Qué se pide: Escribe, por favor, la continuación del fragmento sobre la contracultura y el festival de Woodstock a partir de su última oración.

Fragmento proporcionado:
Fue la época de la revolución sexual, de la pérdida del respeto patriarcal y a la autoridad, y los términos burgués, capitalista, empresario, patrón o viejo, se aplicaban como insulto, muchas veces junto al apelativo cerdo. Era fascinante la simpatía por el tercermundismo, una doctrina relacionada con la izquierda política según la cual el subdesarrollo de los países del tercer mundo es producto del colonialismo occidental.

El famoso festival de Woodstock marcó un punto de inflexión para los jóvenes de entonces incidiendo en un nuevo estilo de vida alejado de convencionalismos sociales, una brecha generacional que respondía a una verdadera contracultura, algo que suscitaba la máxima aversión en la opinión conservadora.

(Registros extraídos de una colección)

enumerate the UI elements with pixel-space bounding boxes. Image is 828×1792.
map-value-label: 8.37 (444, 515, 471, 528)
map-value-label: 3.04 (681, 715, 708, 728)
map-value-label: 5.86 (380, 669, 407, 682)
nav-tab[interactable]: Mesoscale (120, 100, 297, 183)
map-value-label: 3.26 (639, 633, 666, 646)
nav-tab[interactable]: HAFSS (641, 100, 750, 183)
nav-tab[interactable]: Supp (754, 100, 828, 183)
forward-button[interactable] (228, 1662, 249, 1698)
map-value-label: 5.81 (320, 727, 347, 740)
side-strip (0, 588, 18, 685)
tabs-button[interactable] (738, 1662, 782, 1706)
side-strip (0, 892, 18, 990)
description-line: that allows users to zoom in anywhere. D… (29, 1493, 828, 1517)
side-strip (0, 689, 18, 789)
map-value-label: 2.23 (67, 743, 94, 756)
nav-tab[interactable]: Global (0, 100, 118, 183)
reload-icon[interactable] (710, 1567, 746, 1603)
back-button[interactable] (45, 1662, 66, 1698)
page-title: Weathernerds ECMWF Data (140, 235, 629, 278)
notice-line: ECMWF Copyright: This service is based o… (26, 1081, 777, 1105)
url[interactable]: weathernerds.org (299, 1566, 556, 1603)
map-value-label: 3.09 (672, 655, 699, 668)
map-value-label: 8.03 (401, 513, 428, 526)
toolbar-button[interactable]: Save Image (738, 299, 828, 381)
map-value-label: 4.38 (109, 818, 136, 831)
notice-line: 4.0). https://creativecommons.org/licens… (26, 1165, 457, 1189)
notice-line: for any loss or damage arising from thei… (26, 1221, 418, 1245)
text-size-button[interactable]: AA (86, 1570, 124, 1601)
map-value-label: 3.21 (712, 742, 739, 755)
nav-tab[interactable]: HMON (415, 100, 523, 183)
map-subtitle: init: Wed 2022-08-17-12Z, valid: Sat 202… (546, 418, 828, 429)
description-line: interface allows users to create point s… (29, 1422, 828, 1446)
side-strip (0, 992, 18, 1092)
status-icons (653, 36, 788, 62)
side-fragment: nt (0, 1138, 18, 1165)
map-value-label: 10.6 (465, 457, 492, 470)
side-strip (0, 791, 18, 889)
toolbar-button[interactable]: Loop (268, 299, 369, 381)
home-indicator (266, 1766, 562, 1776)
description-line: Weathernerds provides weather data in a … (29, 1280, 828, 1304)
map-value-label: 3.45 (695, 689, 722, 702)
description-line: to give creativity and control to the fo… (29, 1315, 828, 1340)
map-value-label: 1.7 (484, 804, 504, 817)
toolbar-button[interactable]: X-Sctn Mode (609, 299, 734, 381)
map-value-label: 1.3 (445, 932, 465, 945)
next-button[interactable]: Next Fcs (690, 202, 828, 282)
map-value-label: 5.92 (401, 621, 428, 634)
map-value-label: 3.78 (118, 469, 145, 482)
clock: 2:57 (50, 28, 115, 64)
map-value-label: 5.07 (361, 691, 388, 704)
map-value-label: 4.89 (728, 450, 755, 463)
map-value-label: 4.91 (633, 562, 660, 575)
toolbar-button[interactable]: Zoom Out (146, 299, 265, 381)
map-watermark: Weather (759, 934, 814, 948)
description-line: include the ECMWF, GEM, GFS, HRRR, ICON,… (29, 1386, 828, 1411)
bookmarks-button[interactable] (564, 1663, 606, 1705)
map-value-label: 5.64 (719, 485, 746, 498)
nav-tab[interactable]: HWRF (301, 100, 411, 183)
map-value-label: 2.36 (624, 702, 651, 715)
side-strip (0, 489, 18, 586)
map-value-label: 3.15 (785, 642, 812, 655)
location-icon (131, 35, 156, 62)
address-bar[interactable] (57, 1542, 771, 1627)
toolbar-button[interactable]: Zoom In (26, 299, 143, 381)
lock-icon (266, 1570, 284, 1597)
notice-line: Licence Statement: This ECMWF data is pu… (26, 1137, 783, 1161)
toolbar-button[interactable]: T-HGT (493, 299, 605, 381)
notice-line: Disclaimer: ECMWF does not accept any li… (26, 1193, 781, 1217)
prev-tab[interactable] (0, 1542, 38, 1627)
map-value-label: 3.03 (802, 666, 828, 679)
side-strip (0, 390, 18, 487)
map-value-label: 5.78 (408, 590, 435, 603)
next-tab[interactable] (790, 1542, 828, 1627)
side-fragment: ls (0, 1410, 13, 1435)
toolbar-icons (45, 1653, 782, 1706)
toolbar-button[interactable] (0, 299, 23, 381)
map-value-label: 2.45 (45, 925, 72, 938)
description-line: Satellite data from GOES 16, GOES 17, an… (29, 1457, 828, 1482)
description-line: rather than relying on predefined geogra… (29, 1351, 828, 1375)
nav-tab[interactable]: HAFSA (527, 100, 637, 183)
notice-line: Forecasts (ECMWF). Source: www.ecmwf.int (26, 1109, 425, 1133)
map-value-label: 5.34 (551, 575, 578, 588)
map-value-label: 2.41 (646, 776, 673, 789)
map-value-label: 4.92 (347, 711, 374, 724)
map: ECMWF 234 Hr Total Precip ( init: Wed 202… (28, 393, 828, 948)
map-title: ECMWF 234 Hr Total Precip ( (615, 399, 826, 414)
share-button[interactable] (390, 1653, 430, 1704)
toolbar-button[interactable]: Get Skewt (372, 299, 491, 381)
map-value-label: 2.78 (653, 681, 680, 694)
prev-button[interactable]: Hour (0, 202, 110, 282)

Resultado:
Ahora, una corriente comparable a aquella de la ‘Revolución de 1968’ ha llegado al poder en muchos municipios y Comunidades, representantes que personifican el resentimiento contra todo lo establecido y que enarbolan el desprecio a todo tipo de dictaduras (faltaría más), personas que se autoproclaman abanderadas del respeto y la libertad. Sin embargo, de forma sorprendente lo primero que han hecho es comenzar a prohibir todo aquello que a ellos no les gusta.

Uno de sus objetivos es prohibir los toros. Saben que no podrán de golpe, por eso van poco a poco. Cada vez son más las ciudades declaradas antitaurinas (generalmente por grupos políticos en minoría que se unen con la connivencia de alguno grande para prohibir a sus anchas). Cada vez se retiran más ayudas a Escuelas Taurinas (coartando el derecho a la enseñanza libre y, eso sí, sin renunciar a los suculentos cánones de arrendamiento que proporcionan las plazas de toros). Y lo último ha sido prohibir que se cuelgue en Barcelona un cartel que retrata a Morante al estilo Dalí. Inconcebible. ¿Dónde está la tolerancia y el respeto del que tanto presume esta nueva izquierda rancia?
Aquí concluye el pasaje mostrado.